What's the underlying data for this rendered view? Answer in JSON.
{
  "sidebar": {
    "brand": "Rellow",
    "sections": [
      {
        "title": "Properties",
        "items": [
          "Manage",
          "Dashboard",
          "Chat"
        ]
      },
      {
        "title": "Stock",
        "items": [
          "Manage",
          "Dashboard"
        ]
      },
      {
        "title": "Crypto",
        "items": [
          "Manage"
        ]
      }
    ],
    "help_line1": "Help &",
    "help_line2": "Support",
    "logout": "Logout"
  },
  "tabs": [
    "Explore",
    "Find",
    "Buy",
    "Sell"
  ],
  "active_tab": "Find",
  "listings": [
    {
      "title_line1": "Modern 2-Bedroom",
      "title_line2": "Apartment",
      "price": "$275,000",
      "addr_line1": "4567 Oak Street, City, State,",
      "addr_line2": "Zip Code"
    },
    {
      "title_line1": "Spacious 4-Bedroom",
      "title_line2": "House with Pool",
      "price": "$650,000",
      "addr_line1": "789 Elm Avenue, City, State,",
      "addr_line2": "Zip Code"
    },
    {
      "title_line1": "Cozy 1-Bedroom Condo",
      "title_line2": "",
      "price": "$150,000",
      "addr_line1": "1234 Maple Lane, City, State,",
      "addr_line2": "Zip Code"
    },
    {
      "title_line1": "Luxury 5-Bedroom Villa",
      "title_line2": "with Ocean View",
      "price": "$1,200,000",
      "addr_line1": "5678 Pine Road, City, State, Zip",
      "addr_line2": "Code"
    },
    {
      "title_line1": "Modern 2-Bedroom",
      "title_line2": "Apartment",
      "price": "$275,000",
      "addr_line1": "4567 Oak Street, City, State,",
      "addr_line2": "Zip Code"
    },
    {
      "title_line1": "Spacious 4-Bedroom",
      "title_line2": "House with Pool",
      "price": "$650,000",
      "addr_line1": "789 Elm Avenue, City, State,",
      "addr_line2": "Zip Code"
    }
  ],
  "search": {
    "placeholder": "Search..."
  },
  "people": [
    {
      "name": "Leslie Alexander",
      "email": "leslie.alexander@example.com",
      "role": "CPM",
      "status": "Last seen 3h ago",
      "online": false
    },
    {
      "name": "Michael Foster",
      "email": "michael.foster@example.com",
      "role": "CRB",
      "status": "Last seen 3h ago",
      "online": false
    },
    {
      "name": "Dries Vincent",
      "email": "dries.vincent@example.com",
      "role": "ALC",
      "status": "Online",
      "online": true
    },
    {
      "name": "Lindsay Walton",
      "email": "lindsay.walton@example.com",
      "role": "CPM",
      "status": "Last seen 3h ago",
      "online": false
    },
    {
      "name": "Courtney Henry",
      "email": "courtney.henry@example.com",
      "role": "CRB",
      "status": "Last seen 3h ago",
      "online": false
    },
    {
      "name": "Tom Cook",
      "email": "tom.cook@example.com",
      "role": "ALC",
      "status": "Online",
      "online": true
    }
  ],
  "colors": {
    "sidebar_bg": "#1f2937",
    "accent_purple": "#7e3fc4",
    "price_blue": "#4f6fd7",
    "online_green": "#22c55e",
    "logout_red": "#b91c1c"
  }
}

__GIVEN TASK__. Please reproduce each line exactly as written.

__RESULT__.
What's the underlying data for this rendered view? Answer in JSON.
{
  "sidebar": {
    "brand": "Rellow",
    "sections": [
      {
        "title": "Properties",
        "items": [
          "Manage",
          "Dashboard",
          "Chat"
        ]
      },
      {
        "title": "Stock",
        "items": [
          "Manage",
          "Dashboard"
        ]
      },
      {
        "title": "Crypto",
        "items": [
          "Manage"
        ]
      }
    ],
    "help_line1": "Help &",
    "help_line2": "Support",
    "logout": "Logout"
  },
  "tabs": [
    "Explore",
    "Find",
    "Buy",
    "Sell"
  ],
  "active_tab": "Find",
  "listings": [
    {
      "title_line1": "Modern 2-Bedroom",
      "title_line2": "Apartment",
      "price": "$275,000",
      "addr_line1": "4567 Oak Street, City, State,",
      "addr_line2": "Zip Code"
    },
    {
      "title_line1": "Spacious 4-Bedroom",
      "title_line2": "House with Pool",
      "price": "$650,000",
      "addr_line1": "789 Elm Avenue, City, State,",
      "addr_line2": "Zip Code"
    },
    {
      "title_line1": "Cozy 1-Bedroom Condo",
      "title_line2": "",
      "price": "$150,000",
      "addr_line1": "1234 Maple Lane, City, State,",
      "addr_line2": "Zip Code"
    },
    {
      "title_line1": "Luxury 5-Bedroom Villa",
      "title_line2": "with Ocean View",
      "price": "$1,200,000",
      "addr_line1": "5678 Pine Road, City, State, Zip",
      "addr_line2": "Code"
    },
    {
      "title_line1": "Modern 2-Bedroom",
      "title_line2": "Apartment",
      "price": "$275,000",
      "addr_line1": "4567 Oak Street, City, State,",
      "addr_line2": "Zip Code"
    },
    {
      "title_line1": "Spacious 4-Bedroom",
      "title_line2": "House with Pool",
      "price": "$650,000",
      "addr_line1": "789 Elm Avenue, City, State,",
      "addr_line2": "Zip Code"
    }
  ],
  "search": {
    "placeholder": "Search..."
  },
  "people": [
    {
      "name": "Leslie Alexander",
      "email": "leslie.alexander@example.com",
      "role": "CPM",
      "status": "Last seen 3h ago",
      "online": false
    },
    {
      "name": "Michael Foster",
      "email": "michael.foster@example.com",
      "role": "CRB",
      "status": "Last seen 3h ago",
      "online": false
    },
    {
      "name": "Dries Vincent",
      "email": "dries.vincent@example.com",
      "role": "ALC",
      "status": "Online",
      "online": true
    },
    {
      "name": "Lindsay Walton",
      "email": "lindsay.walton@example.com",
      "role": "CPM",
      "status": "Last seen 3h ago",
      "online": false
    },
    {
      "name": "Courtney Henry",
      "email": "courtney.henry@example.com",
      "role": "CRB",
      "status": "Last seen 3h ago",
      "online": false
    },
    {
      "name": "Tom Cook",
      "email": "tom.cook@example.com",
      "role": "ALC",
      "status": "Online",
      "online": true
    }
  ],
  "colors": {
    "sidebar_bg": "#1f2937",
    "accent_purple": "#7e3fc4",
    "price_blue": "#4f6fd7",
    "online_green": "#22c55e",
    "logout_red": "#b91c1c"
  }
}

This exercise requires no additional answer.